- _The input_:
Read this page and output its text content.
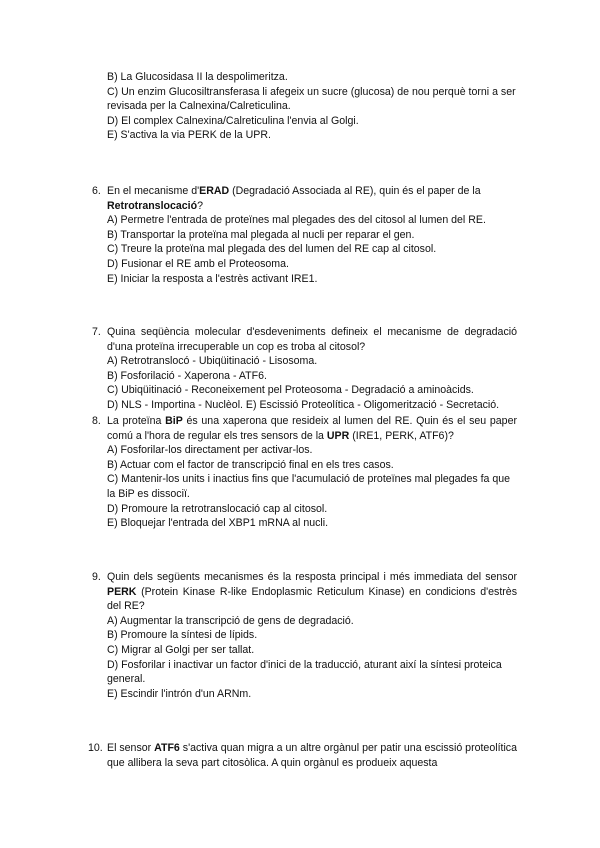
B) La Glucosidasa II la despolimeritza.
C) Un enzim Glucosiltransferasa li afegeix un sucre (glucosa) de nou perquè torni a ser revisada per la Calnexina/Calreticulina.
D) El complex Calnexina/Calreticulina l'envia al Golgi.
E) S'activa la via PERK de la UPR.
6. En el mecanisme d'ERAD (Degradació Associada al RE), quin és el paper de la Retrotranslocació?
A) Permetre l'entrada de proteïnes mal plegades des del citosol al lumen del RE.
B) Transportar la proteïna mal plegada al nucli per reparar el gen.
C) Treure la proteïna mal plegada des del lumen del RE cap al citosol.
D) Fusionar el RE amb el Proteosoma.
E) Iniciar la resposta a l'estrès activant IRE1.
7. Quina seqüència molecular d'esdeveniments defineix el mecanisme de degradació d'una proteïna irrecuperable un cop es troba al citosol?
A) Retrotranslocó - Ubiqüitinació - Lisosoma.
B) Fosforilació - Xaperona - ATF6.
C) Ubiqüitinació - Reconeixement pel Proteosoma - Degradació a aminoàcids.
D) NLS - Importina - Nuclèol. E) Escissió Proteolítica - Oligomerització - Secretació.
8. La proteïna BiP és una xaperona que resideix al lumen del RE. Quin és el seu paper comú a l'hora de regular els tres sensors de la UPR (IRE1, PERK, ATF6)?
A) Fosforilar-los directament per activar-los.
B) Actuar com el factor de transcripció final en els tres casos.
C) Mantenir-los units i inactius fins que l'acumulació de proteïnes mal plegades fa que la BiP es dissociï.
D) Promoure la retrotranslocació cap al citosol.
E) Bloquejar l'entrada del XBP1 mRNA al nucli.
9. Quin dels següents mecanismes és la resposta principal i més immediata del sensor PERK (Protein Kinase R-like Endoplasmic Reticulum Kinase) en condicions d'estrès del RE?
A) Augmentar la transcripció de gens de degradació.
B) Promoure la síntesi de lípids.
C) Migrar al Golgi per ser tallat.
D) Fosforilar i inactivar un factor d'inici de la traducció, aturant així la síntesi proteica general.
E) Escindir l'intrón d'un ARNm.
10. El sensor ATF6 s'activa quan migra a un altre orgànul per patir una escissió proteolítica que allibera la seva part citosòlica. A quin orgànul es produeix aquesta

- _Task to carry out_: Report every line from the listing above where the string "transcripció" can be found.

- _Output for this exercise_:
B) Actuar com el factor de transcripció final en els tres casos.
A) Augmentar la transcripció de gens de degradació.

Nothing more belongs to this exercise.